> Texto del ejercicio
La espera está sujeta al tiempo, a la memoria. La esperanza transforma la in-quietud en quietud, en paz, en confianza. Ya llegará el momento, cuando sea conveniente.

La esperanza nos libera del tiempo, nos introduce suavemente en los dominios de la Eternidad, donde nada sucede, para que nada quede sin hacer.

Olvido de mi

San Juan de la Cruz, en su obra “Subida al Monte Carmelo”, tras referirse a la transformación del entendimiento en fe, continua abordando la transformación de la memoria en esperanza.
Así, expone los grandes impedimentos que en todo este proceso supone la memoria.

El Capítulo 3 del libro tercero, señala tres inconvenientes que se producen cuando el alma utiliza los conocimientos que ha memorizado. Primero, hay el de caer en muchos errores, juicios inadecuados y pérdidas de tiempo. Luego, los conocimientos de la memoria engendran apetitos, temores, esperanzas, gozos vanos... de todos los cuales daños no habrá quien bien se libre, si no es cegando y oscureciendo la memoria acerca de todas las cosas... y mejor se vence todo de una vez negando la memoria en todo. 

El tercer inconveniente es que el uso de la memoria impide la unión divina. Total, mejor es aprender a poner las potencias en silencio y callando para que hable Dios... Aquí a todas las cosas cerramos la memoria, haciendo que quede callada y muda, y sólo el oído del espíritu en silencio a Dios, diciendo con el profeta : "Habla, Senor, que tu siervo oye" (1R 3,10) .
Estése, pues, cerrado sin cuidado y pena... No pierda el alma cuidado de orar y espere en desnudez y vacío, que no tardará su bien.

El siguiente Capítulo (4) trata del daño que puede causar el demonio por la vuelta de los conocimientos memorizados. Esta referencia al demonio, frecuente en la época de Juan de la Cruz, tiene de hecho el fin de mostrar cuantas tristezas, aflicciones y vanos gozos pueden nacer para los espirituales de un uso inmoderado de los recuerdos, y la disipación que puede entonces producirse, haciéndolos también grandemente distraer del sumo recogimiento, que consiste en poner toda el alma, según sus potencias, en sólo el bien incomprehensible.

El siguiente Capítulo (5) trata del daño privativo que constituye el uso de la memoria en cuanto al bien moral y al bien espiritual. El bien moral consiste a controlar las pasiones y los apetitos. Ahora bien, si se dejan los recuerdos, nunca le nacen al alma turbaciones de la memoria, porque, olvidadas todas las cosas, no hay cosa que perturbe la paz ni que muevan los apetitos, pues, como dicen, lo que el ojo no ve, el corazón no lo desea. Por otra parte, si este bien moral, esta moderación de las pasiones falta, el alma es incapaz del bien espiritual, que no se imprime sino en el alma moderada y pacificada.

> Tarea a realizar
En el texto sobre la memoria y la esperanza, ¿cuántos inconvenientes señala el Capítulo 3 del libro tercero de "Subida al Monte Carmelo" y cuándo se producen? Básate únicamente en el texto sobre la memoria y la esperanza.

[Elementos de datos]
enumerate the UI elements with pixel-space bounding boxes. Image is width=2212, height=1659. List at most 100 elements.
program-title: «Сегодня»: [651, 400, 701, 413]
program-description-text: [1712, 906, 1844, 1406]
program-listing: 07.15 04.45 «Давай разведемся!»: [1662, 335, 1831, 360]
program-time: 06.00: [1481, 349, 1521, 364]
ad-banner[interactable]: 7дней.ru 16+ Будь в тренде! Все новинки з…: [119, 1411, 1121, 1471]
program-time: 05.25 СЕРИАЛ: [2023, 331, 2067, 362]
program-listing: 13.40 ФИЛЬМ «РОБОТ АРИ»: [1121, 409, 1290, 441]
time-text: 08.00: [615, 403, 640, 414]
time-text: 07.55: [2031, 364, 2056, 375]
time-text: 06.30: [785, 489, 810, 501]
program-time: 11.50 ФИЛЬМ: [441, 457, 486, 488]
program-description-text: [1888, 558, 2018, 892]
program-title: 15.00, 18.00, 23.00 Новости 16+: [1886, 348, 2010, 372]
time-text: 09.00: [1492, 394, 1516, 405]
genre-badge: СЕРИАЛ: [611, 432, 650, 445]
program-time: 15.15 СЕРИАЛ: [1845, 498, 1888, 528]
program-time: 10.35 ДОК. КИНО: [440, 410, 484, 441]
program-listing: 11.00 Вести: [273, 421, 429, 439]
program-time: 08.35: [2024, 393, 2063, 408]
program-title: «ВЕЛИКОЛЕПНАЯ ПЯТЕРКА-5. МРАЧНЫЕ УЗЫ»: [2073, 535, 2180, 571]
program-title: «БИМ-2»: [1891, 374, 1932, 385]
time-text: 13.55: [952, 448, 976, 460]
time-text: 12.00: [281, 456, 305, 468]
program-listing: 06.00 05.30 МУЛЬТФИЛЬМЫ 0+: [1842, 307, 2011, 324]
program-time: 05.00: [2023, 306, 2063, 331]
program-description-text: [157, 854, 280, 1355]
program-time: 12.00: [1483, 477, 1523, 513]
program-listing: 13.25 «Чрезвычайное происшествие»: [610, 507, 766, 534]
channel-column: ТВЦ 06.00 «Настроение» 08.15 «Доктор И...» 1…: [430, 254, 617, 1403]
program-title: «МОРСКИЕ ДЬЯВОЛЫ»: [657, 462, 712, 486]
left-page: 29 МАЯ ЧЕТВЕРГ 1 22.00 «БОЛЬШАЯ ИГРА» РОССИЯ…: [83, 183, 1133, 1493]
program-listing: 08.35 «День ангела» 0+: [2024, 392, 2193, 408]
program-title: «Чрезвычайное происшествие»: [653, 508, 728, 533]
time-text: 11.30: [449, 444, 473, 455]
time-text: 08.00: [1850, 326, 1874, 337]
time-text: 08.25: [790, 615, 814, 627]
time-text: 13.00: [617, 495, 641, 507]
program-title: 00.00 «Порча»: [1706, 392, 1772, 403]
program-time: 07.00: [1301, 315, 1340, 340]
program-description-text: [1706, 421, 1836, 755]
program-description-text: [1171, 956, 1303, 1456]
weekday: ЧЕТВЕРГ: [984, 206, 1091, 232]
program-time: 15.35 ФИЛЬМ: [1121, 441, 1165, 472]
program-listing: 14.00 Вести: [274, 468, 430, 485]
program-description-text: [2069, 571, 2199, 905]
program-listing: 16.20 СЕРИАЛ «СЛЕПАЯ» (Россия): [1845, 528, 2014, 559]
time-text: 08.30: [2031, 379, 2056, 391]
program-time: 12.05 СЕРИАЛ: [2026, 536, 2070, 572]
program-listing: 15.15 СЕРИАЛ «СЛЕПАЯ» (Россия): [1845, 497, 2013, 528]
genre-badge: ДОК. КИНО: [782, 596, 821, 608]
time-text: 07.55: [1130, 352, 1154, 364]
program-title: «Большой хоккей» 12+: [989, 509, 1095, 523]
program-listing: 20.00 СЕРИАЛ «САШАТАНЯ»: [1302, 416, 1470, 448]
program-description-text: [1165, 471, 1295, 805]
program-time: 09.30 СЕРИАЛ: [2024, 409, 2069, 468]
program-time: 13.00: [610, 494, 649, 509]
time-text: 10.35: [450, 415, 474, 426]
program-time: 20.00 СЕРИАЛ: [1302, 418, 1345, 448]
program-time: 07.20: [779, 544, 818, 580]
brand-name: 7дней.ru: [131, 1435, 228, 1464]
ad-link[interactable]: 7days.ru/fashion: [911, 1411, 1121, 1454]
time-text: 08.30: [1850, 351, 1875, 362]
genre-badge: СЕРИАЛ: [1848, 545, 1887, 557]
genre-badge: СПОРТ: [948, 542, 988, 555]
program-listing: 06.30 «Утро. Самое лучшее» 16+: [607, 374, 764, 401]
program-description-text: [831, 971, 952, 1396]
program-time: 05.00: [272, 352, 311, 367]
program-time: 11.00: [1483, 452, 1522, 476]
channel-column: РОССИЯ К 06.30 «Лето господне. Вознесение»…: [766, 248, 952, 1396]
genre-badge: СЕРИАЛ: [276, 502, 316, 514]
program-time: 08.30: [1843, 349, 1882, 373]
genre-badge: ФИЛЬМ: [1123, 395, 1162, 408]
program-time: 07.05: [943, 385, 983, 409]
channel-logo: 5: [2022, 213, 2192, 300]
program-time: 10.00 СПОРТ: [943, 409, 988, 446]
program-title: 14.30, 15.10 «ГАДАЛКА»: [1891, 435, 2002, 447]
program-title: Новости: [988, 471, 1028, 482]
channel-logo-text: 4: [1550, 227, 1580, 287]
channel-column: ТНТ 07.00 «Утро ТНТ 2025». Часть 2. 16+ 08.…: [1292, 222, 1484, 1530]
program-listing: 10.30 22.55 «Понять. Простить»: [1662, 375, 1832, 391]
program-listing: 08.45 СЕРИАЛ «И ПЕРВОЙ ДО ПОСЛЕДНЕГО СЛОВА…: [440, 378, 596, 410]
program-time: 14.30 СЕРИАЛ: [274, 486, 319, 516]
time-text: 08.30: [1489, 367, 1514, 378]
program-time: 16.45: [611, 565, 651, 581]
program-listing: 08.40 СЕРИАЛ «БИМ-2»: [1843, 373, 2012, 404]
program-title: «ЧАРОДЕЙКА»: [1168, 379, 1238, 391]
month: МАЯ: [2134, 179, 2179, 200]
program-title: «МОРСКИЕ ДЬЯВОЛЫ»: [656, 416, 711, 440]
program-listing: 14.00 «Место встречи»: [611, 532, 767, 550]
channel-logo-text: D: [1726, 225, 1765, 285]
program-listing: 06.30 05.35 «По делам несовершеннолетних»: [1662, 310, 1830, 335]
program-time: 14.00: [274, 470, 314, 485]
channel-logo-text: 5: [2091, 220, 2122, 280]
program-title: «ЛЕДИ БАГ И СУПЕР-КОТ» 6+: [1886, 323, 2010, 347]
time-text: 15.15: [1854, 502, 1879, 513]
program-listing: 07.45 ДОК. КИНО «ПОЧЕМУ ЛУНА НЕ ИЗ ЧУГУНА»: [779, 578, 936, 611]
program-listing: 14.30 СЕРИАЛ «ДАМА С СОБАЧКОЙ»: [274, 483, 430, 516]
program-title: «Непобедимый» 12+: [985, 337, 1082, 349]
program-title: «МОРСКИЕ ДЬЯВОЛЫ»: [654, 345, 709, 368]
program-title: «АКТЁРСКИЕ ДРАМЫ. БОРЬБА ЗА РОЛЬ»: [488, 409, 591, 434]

> Solución de la tarea
Señala tres inconvenientes, que se producen cuando el alma utiliza los conocimientos que ha memorizado.